§ **What you will do**:
Every entry needs to be reproduced exactly.

§ **Input**:
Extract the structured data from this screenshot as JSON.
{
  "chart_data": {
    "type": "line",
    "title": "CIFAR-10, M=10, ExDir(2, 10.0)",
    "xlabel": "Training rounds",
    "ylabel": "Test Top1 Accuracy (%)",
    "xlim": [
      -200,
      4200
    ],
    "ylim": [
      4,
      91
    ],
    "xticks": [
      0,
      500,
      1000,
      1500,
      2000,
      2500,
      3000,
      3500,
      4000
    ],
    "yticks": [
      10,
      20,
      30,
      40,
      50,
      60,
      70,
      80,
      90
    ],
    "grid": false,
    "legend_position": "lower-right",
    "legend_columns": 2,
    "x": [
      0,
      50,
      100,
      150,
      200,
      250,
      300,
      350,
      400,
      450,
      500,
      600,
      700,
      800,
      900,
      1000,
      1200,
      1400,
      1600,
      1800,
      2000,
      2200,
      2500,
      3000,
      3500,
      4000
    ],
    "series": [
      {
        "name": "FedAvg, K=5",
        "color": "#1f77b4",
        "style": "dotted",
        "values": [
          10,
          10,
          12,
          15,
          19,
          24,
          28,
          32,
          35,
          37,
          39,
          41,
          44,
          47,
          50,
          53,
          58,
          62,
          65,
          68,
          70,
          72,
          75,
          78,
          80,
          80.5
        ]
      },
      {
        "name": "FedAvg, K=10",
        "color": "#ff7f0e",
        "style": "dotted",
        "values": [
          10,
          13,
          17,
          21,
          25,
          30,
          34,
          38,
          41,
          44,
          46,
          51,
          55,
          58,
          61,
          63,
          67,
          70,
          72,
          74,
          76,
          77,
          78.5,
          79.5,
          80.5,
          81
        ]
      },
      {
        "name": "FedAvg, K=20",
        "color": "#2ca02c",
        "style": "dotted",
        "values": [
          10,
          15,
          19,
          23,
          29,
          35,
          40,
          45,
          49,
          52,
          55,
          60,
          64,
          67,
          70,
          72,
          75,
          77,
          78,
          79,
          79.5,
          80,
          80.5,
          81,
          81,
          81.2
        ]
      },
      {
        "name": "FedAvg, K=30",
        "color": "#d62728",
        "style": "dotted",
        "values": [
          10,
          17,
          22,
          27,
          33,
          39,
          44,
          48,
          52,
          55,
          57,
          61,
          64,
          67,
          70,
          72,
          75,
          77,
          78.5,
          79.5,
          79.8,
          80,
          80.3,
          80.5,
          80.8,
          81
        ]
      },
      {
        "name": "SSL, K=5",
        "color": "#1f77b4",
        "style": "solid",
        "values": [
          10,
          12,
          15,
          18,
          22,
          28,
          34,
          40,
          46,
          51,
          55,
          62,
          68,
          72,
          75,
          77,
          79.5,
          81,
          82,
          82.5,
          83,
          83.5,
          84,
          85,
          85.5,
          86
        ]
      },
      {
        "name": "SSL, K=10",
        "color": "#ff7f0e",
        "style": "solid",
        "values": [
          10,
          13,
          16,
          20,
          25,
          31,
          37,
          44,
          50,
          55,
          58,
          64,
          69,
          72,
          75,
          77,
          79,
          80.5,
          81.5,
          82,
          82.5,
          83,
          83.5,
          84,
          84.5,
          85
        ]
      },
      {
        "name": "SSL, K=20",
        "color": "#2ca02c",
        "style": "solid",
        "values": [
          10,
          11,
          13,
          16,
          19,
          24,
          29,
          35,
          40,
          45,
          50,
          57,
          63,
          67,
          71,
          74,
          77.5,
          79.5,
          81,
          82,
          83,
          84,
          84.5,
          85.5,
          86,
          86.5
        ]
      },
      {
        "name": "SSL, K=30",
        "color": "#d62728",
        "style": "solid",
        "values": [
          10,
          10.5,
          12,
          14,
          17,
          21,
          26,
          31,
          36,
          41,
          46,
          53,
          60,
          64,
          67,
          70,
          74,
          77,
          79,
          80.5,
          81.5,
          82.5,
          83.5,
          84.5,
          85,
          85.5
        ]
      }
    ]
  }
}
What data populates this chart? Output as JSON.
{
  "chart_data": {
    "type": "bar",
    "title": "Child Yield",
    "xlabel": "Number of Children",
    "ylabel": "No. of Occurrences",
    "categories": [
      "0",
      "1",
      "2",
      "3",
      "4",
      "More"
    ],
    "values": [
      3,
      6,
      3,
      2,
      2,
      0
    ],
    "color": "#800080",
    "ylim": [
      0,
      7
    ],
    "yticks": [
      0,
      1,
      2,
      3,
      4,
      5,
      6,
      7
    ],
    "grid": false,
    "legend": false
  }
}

§ **Solution**:
Extract the structured data from this screenshot as JSON.
{
  "chart_data": {
    "type": "line",
    "title": "CIFAR-10, M=10, ExDir(2, 10.0)",
    "xlabel": "Training rounds",
    "ylabel": "Test Top1 Accuracy (%)",
    "xlim": [
      -200,
      4200
    ],
    "ylim": [
      4,
      91
    ],
    "xticks": [
      0,
      500,
      1000,
      1500,
      2000,
      2500,
      3000,
      3500,
      4000
    ],
    "yticks": [
      10,
      20,
      30,
      40,
      50,
      60,
      70,
      80,
      90
    ],
    "grid": false,
    "legend_position": "lower-right",
    "legend_columns": 2,
    "x": [
      0,
      50,
      100,
      150,
      200,
      250,
      300,
      350,
      400,
      450,
      500,
      600,
      700,
      800,
      900,
      1000,
      1200,
      1400,
      1600,
      1800,
      2000,
      2200,
      2500,
      3000,
      3500,
      4000
    ],
    "series": [
      {
        "name": "FedAvg, K=5",
        "color": "#1f77b4",
        "style": "dotted",
        "values": [
          10,
          10,
          12,
          15,
          19,
          24,
          28,
          32,
          35,
          37,
          39,
          41,
          44,
          47,
          50,
          53,
          58,
          62,
          65,
          68,
          70,
          72,
          75,
          78,
          80,
          80.5
        ]
      },
      {
        "name": "FedAvg, K=10",
        "color": "#ff7f0e",
        "style": "dotted",
        "values": [
          10,
          13,
          17,
          21,
          25,
          30,
          34,
          38,
          41,
          44,
          46,
          51,
          55,
          58,
          61,
          63,
          67,
          70,
          72,
          74,
          76,
          77,
          78.5,
          79.5,
          80.5,
          81
        ]
      },
      {
        "name": "FedAvg, K=20",
        "color": "#2ca02c",
        "style": "dotted",
        "values": [
          10,
          15,
          19,
          23,
          29,
          35,
          40,
          45,
          49,
          52,
          55,
          60,
          64,
          67,
          70,
          72,
          75,
          77,
          78,
          79,
          79.5,
          80,
          80.5,
          81,
          81,
          81.2
        ]
      },
      {
        "name": "FedAvg, K=30",
        "color": "#d62728",
        "style": "dotted",
        "values": [
          10,
          17,
          22,
          27,
          33,
          39,
          44,
          48,
          52,
          55,
          57,
          61,
          64,
          67,
          70,
          72,
          75,
          77,
          78.5,
          79.5,
          79.8,
          80,
          80.3,
          80.5,
          80.8,
          81
        ]
      },
      {
        "name": "SSL, K=5",
        "color": "#1f77b4",
        "style": "solid",
        "values": [
          10,
          12,
          15,
          18,
          22,
          28,
          34,
          40,
          46,
          51,
          55,
          62,
          68,
          72,
          75,
          77,
          79.5,
          81,
          82,
          82.5,
          83,
          83.5,
          84,
          85,
          85.5,
          86
        ]
      },
      {
        "name": "SSL, K=10",
        "color": "#ff7f0e",
        "style": "solid",
        "values": [
          10,
          13,
          16,
          20,
          25,
          31,
          37,
          44,
          50,
          55,
          58,
          64,
          69,
          72,
          75,
          77,
          79,
          80.5,
          81.5,
          82,
          82.5,
          83,
          83.5,
          84,
          84.5,
          85
        ]
      },
      {
        "name": "SSL, K=20",
        "color": "#2ca02c",
        "style": "solid",
        "values": [
          10,
          11,
          13,
          16,
          19,
          24,
          29,
          35,
          40,
          45,
          50,
          57,
          63,
          67,
          71,
          74,
          77.5,
          79.5,
          81,
          82,
          83,
          84,
          84.5,
          85.5,
          86,
          86.5
        ]
      },
      {
        "name": "SSL, K=30",
        "color": "#d62728",
        "style": "solid",
        "values": [
          10,
          10.5,
          12,
          14,
          17,
          21,
          26,
          31,
          36,
          41,
          46,
          53,
          60,
          64,
          67,
          70,
          74,
          77,
          79,
          80.5,
          81.5,
          82.5,
          83.5,
          84.5,
          85,
          85.5
        ]
      }
    ]
  }
}
What data populates this chart? Output as JSON.
{
  "chart_data": {
    "type": "bar",
    "title": "Child Yield",
    "xlabel": "Number of Children",
    "ylabel": "No. of Occurrences",
    "categories": [
      "0",
      "1",
      "2",
      "3",
      "4",
      "More"
    ],
    "values": [
      3,
      6,
      3,
      2,
      2,
      0
    ],
    "color": "#800080",
    "ylim": [
      0,
      7
    ],
    "yticks": [
      0,
      1,
      2,
      3,
      4,
      5,
      6,
      7
    ],
    "grid": false,
    "legend": false
  }
}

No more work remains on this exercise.